* Begin Recorded information *

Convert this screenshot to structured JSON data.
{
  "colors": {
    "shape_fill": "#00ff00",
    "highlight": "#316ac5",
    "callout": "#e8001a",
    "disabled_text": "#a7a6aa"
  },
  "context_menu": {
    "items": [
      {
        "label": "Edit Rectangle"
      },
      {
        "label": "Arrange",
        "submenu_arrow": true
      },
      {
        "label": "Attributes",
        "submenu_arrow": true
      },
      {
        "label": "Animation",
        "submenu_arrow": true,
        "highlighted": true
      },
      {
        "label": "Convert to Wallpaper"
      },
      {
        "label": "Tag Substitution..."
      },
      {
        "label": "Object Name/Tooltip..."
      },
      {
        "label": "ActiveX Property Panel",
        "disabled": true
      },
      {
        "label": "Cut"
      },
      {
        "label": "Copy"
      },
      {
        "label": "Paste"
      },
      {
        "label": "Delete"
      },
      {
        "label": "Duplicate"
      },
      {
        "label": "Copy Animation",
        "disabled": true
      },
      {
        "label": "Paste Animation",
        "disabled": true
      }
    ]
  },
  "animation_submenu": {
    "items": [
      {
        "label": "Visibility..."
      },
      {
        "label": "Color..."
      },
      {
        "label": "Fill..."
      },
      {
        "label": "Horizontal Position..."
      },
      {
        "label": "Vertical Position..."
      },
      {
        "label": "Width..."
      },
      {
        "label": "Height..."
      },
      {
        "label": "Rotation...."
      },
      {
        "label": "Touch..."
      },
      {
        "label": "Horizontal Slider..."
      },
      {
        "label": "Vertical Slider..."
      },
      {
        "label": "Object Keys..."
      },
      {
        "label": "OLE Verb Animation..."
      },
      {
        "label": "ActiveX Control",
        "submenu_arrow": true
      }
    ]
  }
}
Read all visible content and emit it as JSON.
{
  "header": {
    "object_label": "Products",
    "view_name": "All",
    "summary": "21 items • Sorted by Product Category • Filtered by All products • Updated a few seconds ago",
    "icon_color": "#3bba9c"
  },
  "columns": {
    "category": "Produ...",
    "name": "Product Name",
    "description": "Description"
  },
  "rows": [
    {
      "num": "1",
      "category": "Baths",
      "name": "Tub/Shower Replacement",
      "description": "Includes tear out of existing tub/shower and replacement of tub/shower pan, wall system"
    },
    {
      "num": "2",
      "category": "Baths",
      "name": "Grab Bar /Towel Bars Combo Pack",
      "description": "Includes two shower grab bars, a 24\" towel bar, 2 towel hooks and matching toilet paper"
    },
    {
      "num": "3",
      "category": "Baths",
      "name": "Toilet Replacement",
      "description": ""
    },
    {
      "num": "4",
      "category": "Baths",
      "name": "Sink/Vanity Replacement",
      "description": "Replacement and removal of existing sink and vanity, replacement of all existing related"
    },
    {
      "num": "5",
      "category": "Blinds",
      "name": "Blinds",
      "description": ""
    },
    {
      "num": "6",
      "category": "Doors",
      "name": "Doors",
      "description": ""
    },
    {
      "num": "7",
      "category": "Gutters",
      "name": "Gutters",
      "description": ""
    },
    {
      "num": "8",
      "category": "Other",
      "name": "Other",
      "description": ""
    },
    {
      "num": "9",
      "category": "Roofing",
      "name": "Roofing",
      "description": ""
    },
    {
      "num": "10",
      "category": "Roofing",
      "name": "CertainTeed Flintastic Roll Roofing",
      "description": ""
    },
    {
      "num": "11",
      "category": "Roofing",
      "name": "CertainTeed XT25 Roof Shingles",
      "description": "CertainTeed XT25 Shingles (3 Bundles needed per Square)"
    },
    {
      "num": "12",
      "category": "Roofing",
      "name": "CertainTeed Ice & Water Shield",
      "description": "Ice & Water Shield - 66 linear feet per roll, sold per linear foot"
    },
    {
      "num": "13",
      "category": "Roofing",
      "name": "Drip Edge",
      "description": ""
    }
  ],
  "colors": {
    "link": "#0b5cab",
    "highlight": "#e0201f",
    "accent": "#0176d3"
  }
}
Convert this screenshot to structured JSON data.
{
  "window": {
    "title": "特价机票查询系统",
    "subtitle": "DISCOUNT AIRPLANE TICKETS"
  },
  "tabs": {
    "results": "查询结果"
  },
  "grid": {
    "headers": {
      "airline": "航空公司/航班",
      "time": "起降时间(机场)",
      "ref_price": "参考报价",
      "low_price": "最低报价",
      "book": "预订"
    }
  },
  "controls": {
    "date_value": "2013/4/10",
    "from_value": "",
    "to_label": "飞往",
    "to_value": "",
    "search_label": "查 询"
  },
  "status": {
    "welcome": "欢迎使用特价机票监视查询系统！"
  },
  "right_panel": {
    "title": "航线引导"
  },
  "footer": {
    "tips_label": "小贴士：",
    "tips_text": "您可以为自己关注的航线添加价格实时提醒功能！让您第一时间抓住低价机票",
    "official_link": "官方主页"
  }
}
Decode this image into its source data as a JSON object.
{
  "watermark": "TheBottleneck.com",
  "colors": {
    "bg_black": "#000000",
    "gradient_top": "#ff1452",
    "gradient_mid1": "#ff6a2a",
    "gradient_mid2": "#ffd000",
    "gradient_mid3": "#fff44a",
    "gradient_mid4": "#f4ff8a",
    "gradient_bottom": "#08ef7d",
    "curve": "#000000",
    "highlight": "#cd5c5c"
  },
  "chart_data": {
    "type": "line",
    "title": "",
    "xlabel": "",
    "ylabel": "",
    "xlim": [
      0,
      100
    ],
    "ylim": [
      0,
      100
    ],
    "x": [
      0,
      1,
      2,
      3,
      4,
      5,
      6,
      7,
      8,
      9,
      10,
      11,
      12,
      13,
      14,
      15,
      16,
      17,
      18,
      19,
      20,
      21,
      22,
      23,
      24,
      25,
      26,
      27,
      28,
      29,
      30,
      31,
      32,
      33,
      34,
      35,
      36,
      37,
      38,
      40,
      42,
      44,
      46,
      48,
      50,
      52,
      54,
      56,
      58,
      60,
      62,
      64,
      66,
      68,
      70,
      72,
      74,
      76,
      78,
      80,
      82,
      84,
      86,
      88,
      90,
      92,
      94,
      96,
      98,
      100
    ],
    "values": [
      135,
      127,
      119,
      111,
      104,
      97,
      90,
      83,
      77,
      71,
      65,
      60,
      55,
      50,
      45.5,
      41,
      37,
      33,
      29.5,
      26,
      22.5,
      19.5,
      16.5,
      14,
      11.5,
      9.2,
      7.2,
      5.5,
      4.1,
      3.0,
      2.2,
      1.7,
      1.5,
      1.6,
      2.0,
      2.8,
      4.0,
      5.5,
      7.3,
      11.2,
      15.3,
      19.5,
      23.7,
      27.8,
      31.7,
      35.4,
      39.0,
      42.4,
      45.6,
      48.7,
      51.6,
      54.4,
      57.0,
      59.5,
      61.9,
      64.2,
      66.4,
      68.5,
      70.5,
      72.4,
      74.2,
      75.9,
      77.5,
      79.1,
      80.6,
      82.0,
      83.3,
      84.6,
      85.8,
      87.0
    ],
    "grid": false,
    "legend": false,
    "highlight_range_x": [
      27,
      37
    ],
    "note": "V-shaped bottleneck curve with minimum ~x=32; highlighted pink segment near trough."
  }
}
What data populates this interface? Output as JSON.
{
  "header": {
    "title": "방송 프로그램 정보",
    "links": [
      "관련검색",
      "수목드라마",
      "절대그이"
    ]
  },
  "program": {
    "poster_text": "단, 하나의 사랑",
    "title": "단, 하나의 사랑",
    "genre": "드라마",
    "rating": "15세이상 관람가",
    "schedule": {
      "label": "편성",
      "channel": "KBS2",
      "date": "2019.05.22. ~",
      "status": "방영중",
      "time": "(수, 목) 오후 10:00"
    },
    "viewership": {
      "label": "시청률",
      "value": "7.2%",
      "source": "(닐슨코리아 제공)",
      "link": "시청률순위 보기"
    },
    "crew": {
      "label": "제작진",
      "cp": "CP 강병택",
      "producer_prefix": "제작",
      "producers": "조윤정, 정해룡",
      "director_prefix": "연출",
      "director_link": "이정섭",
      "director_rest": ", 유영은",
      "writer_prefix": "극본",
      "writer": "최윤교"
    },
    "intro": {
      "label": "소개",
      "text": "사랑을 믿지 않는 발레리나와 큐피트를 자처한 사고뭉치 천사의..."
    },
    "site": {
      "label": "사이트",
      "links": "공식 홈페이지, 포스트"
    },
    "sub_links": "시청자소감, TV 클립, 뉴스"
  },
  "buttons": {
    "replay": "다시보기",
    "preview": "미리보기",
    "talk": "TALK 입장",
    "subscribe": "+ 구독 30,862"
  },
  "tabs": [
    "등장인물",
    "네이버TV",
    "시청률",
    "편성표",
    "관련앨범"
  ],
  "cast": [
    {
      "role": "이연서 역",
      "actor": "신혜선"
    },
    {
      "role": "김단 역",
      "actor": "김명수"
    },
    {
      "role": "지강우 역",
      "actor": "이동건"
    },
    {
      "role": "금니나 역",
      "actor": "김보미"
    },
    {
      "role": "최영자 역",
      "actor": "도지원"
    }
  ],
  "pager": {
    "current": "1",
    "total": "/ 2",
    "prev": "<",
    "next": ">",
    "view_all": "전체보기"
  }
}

* End Recorded information *

Exercise directions:
In the entries above, take the line containing "What data populates" and each later line through the last, and repeat them exactly. Output nothing else.

Solution for this exercise:
What data populates this interface? Output as JSON.
{
  "header": {
    "title": "방송 프로그램 정보",
    "links": [
      "관련검색",
      "수목드라마",
      "절대그이"
    ]
  },
  "program": {
    "poster_text": "단, 하나의 사랑",
    "title": "단, 하나의 사랑",
    "genre": "드라마",
    "rating": "15세이상 관람가",
    "schedule": {
      "label": "편성",
      "channel": "KBS2",
      "date": "2019.05.22. ~",
      "status": "방영중",
      "time": "(수, 목) 오후 10:00"
    },
    "viewership": {
      "label": "시청률",
      "value": "7.2%",
      "source": "(닐슨코리아 제공)",
      "link": "시청률순위 보기"
    },
    "crew": {
      "label": "제작진",
      "cp": "CP 강병택",
      "producer_prefix": "제작",
      "producers": "조윤정, 정해룡",
      "director_prefix": "연출",
      "director_link": "이정섭",
      "director_rest": ", 유영은",
      "writer_prefix": "극본",
      "writer": "최윤교"
    },
    "intro": {
      "label": "소개",
      "text": "사랑을 믿지 않는 발레리나와 큐피트를 자처한 사고뭉치 천사의..."
    },
    "site": {
      "label": "사이트",
      "links": "공식 홈페이지, 포스트"
    },
    "sub_links": "시청자소감, TV 클립, 뉴스"
  },
  "buttons": {
    "replay": "다시보기",
    "preview": "미리보기",
    "talk": "TALK 입장",
    "subscribe": "+ 구독 30,862"
  },
  "tabs": [
    "등장인물",
    "네이버TV",
    "시청률",
    "편성표",
    "관련앨범"
  ],
  "cast": [
    {
      "role": "이연서 역",
      "actor": "신혜선"
    },
    {
      "role": "김단 역",
      "actor": "김명수"
    },
    {
      "role": "지강우 역",
      "actor": "이동건"
    },
    {
      "role": "금니나 역",
      "actor": "김보미"
    },
    {
      "role": "최영자 역",
      "actor": "도지원"
    }
  ],
  "pager": {
    "current": "1",
    "total": "/ 2",
    "prev": "<",
    "next": ">",
    "view_all": "전체보기"
  }
}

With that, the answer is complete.